Job: Below are records. Copy every line with "this" in it.

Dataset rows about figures
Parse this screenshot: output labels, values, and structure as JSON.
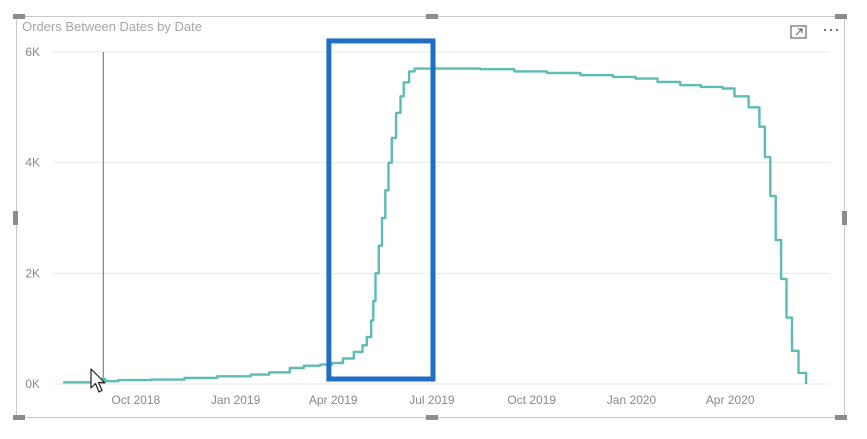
{
  "visual": {
    "title": "Orders Between Dates by Date",
    "icons": {
      "focus": "focus-mode-icon",
      "more": "more-options-icon"
    }
  },
  "colors": {
    "line": "#5dbcb3",
    "highlight_box": "#1f6fc5",
    "gridline": "#eaeaea",
    "tick_text": "#8a8a8a",
    "cursor_line": "#6b6b6b"
  },
  "chart_data": {
    "type": "line",
    "title": "Orders Between Dates by Date",
    "xlabel": "",
    "ylabel": "",
    "x_scale": "date",
    "x_ticks": [
      "Oct 2018",
      "Jan 2019",
      "Apr 2019",
      "Jul 2019",
      "Oct 2019",
      "Jan 2020",
      "Apr 2020"
    ],
    "x_tick_dates": [
      "2018-10-01",
      "2019-01-01",
      "2019-04-01",
      "2019-07-01",
      "2019-10-01",
      "2020-01-01",
      "2020-04-01"
    ],
    "y_ticks": [
      "0K",
      "2K",
      "4K",
      "6K"
    ],
    "y_tick_values": [
      0,
      2000,
      4000,
      6000
    ],
    "ylim": [
      0,
      6000
    ],
    "xlim": [
      "2018-07-24",
      "2020-06-21"
    ],
    "grid": "horizontal",
    "legend": "none",
    "series": [
      {
        "points": [
          [
            "2018-07-26",
            30
          ],
          [
            "2018-08-30",
            50
          ],
          [
            "2018-09-15",
            70
          ],
          [
            "2018-10-15",
            80
          ],
          [
            "2018-11-15",
            110
          ],
          [
            "2018-12-15",
            140
          ],
          [
            "2019-01-15",
            170
          ],
          [
            "2019-02-01",
            210
          ],
          [
            "2019-02-20",
            290
          ],
          [
            "2019-03-05",
            330
          ],
          [
            "2019-03-20",
            350
          ],
          [
            "2019-03-31",
            380
          ],
          [
            "2019-04-10",
            460
          ],
          [
            "2019-04-20",
            580
          ],
          [
            "2019-04-28",
            700
          ],
          [
            "2019-05-02",
            850
          ],
          [
            "2019-05-06",
            1150
          ],
          [
            "2019-05-08",
            1500
          ],
          [
            "2019-05-10",
            2000
          ],
          [
            "2019-05-13",
            2500
          ],
          [
            "2019-05-16",
            3000
          ],
          [
            "2019-05-19",
            3500
          ],
          [
            "2019-05-22",
            4000
          ],
          [
            "2019-05-25",
            4450
          ],
          [
            "2019-05-29",
            4900
          ],
          [
            "2019-06-02",
            5200
          ],
          [
            "2019-06-05",
            5450
          ],
          [
            "2019-06-10",
            5650
          ],
          [
            "2019-06-15",
            5700
          ],
          [
            "2019-07-15",
            5700
          ],
          [
            "2019-08-15",
            5690
          ],
          [
            "2019-09-15",
            5650
          ],
          [
            "2019-10-15",
            5620
          ],
          [
            "2019-11-15",
            5580
          ],
          [
            "2019-12-15",
            5550
          ],
          [
            "2020-01-05",
            5520
          ],
          [
            "2020-01-25",
            5460
          ],
          [
            "2020-02-15",
            5400
          ],
          [
            "2020-03-05",
            5370
          ],
          [
            "2020-03-25",
            5340
          ],
          [
            "2020-04-05",
            5200
          ],
          [
            "2020-04-18",
            5000
          ],
          [
            "2020-04-28",
            4650
          ],
          [
            "2020-05-03",
            4100
          ],
          [
            "2020-05-08",
            3400
          ],
          [
            "2020-05-13",
            2600
          ],
          [
            "2020-05-18",
            1900
          ],
          [
            "2020-05-23",
            1200
          ],
          [
            "2020-05-28",
            600
          ],
          [
            "2020-06-03",
            200
          ],
          [
            "2020-06-10",
            0
          ]
        ]
      }
    ],
    "cursor_date": "2018-09-01",
    "highlight_range": [
      "2019-03-28",
      "2019-07-02"
    ],
    "highlight_ylim": [
      0,
      6200
    ]
  }
}
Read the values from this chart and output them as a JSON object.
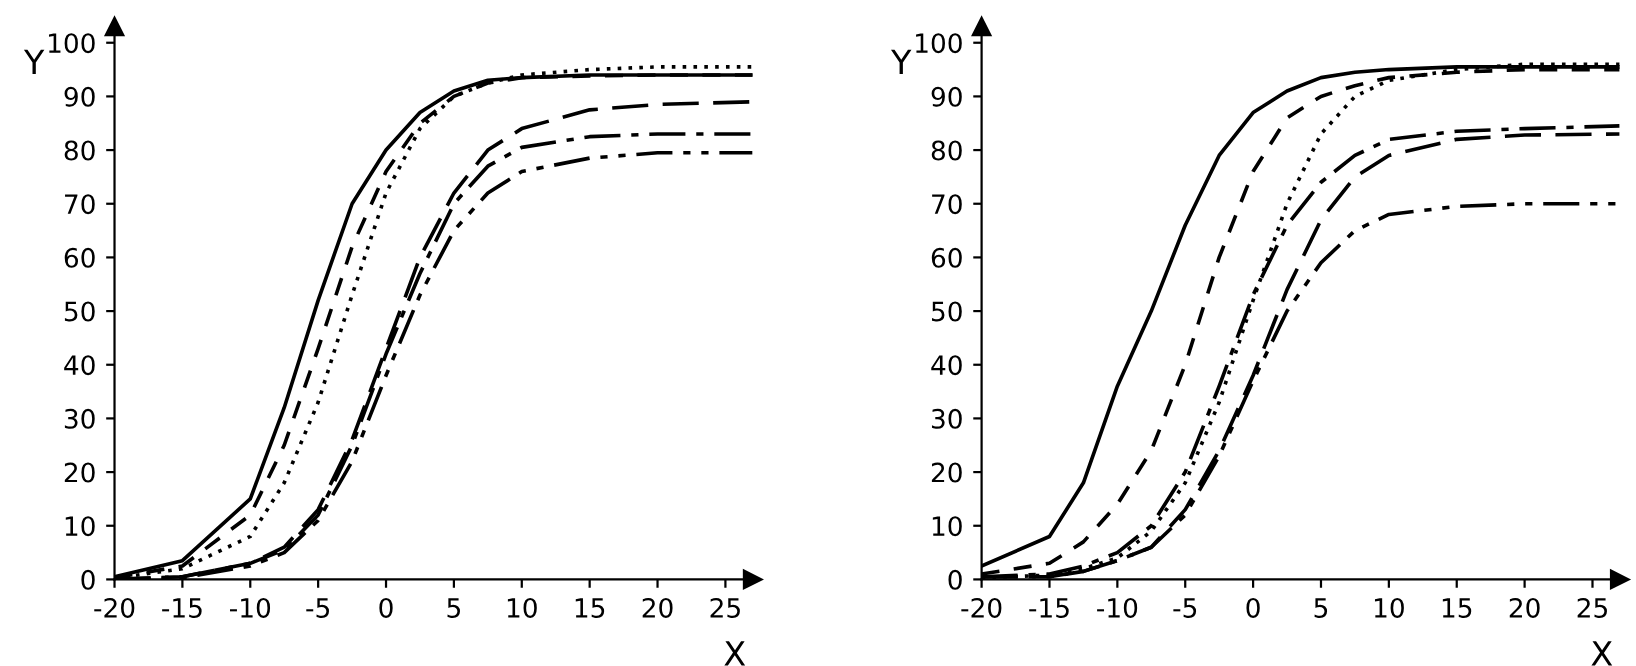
{
  "chart_data": [
    {
      "type": "line",
      "xlabel": "X",
      "ylabel": "Y",
      "xlim": [
        -20,
        27
      ],
      "ylim": [
        0,
        103
      ],
      "xticks": [
        -20,
        -15,
        -10,
        -5,
        0,
        5,
        10,
        15,
        20,
        25
      ],
      "yticks": [
        0,
        10,
        20,
        30,
        40,
        50,
        60,
        70,
        80,
        90,
        100
      ],
      "grid": false,
      "legend": false,
      "marker": "none",
      "x": [
        -20,
        -15,
        -10,
        -7.5,
        -5,
        -2.5,
        0,
        2.5,
        5,
        7.5,
        10,
        15,
        20,
        27
      ],
      "series": [
        {
          "color": "#000000",
          "line_style": "solid",
          "values": [
            0.5,
            3.5,
            15,
            32,
            52,
            70,
            80,
            87,
            91,
            93,
            93.5,
            94,
            94,
            94
          ]
        },
        {
          "color": "#000000",
          "line_style": "dashed",
          "values": [
            0.3,
            2.5,
            12,
            25,
            43,
            62,
            76,
            85,
            90,
            92.5,
            93.5,
            93.8,
            94,
            94
          ]
        },
        {
          "color": "#000000",
          "line_style": "dotted",
          "values": [
            0.2,
            2,
            8,
            18,
            33,
            53,
            72,
            84,
            90,
            92.5,
            94,
            95,
            95.5,
            95.5
          ]
        },
        {
          "color": "#000000",
          "line_style": "longdash",
          "values": [
            0,
            0.5,
            3,
            6,
            13,
            26,
            43,
            60,
            72,
            80,
            84,
            87.5,
            88.5,
            89
          ]
        },
        {
          "color": "#000000",
          "line_style": "dashdot",
          "values": [
            0,
            0.5,
            3,
            5.5,
            12,
            25,
            42,
            57,
            70,
            77,
            80.5,
            82.5,
            83,
            83
          ]
        },
        {
          "color": "#000000",
          "line_style": "dashdotdot",
          "values": [
            0,
            0.3,
            2.5,
            5,
            11,
            22,
            38,
            53,
            65,
            72,
            76,
            78.5,
            79.5,
            79.5
          ]
        }
      ]
    },
    {
      "type": "line",
      "xlabel": "X",
      "ylabel": "Y",
      "xlim": [
        -20,
        27
      ],
      "ylim": [
        0,
        103
      ],
      "xticks": [
        -20,
        -15,
        -10,
        -5,
        0,
        5,
        10,
        15,
        20,
        25
      ],
      "yticks": [
        0,
        10,
        20,
        30,
        40,
        50,
        60,
        70,
        80,
        90,
        100
      ],
      "grid": false,
      "legend": false,
      "marker": "none",
      "x": [
        -20,
        -15,
        -12.5,
        -10,
        -7.5,
        -5,
        -2.5,
        0,
        2.5,
        5,
        7.5,
        10,
        15,
        20,
        27
      ],
      "series": [
        {
          "color": "#000000",
          "line_style": "solid",
          "values": [
            2.5,
            8,
            18,
            36,
            50,
            66,
            79,
            87,
            91,
            93.5,
            94.5,
            95,
            95.5,
            95.5,
            95.5
          ]
        },
        {
          "color": "#000000",
          "line_style": "dashed",
          "values": [
            1,
            3,
            7,
            14,
            24,
            40,
            60,
            76,
            86,
            90,
            92,
            93.5,
            94.5,
            95,
            95
          ]
        },
        {
          "color": "#000000",
          "line_style": "dotted",
          "values": [
            0.3,
            0.8,
            2,
            4,
            9,
            18,
            33,
            52,
            70,
            83,
            90,
            93,
            95,
            96,
            96
          ]
        },
        {
          "color": "#000000",
          "line_style": "dashdot",
          "values": [
            0.5,
            1,
            2.5,
            5,
            10,
            20,
            36,
            53,
            66,
            74,
            79,
            82,
            83.5,
            84,
            84.5
          ]
        },
        {
          "color": "#000000",
          "line_style": "longdash",
          "values": [
            0.5,
            0.5,
            1.5,
            3.5,
            6,
            13,
            24,
            38,
            54,
            67,
            75,
            79,
            82,
            82.8,
            83
          ]
        },
        {
          "color": "#000000",
          "line_style": "dashdotdot",
          "values": [
            0.5,
            0.5,
            1.5,
            3.5,
            6,
            12,
            23,
            37,
            50,
            59,
            65,
            68,
            69.5,
            70,
            70
          ]
        }
      ]
    }
  ]
}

Task response:
Parse this screenshot: output labels, values, and structure as JSON.
Read the values from this chart and output them as a JSON object.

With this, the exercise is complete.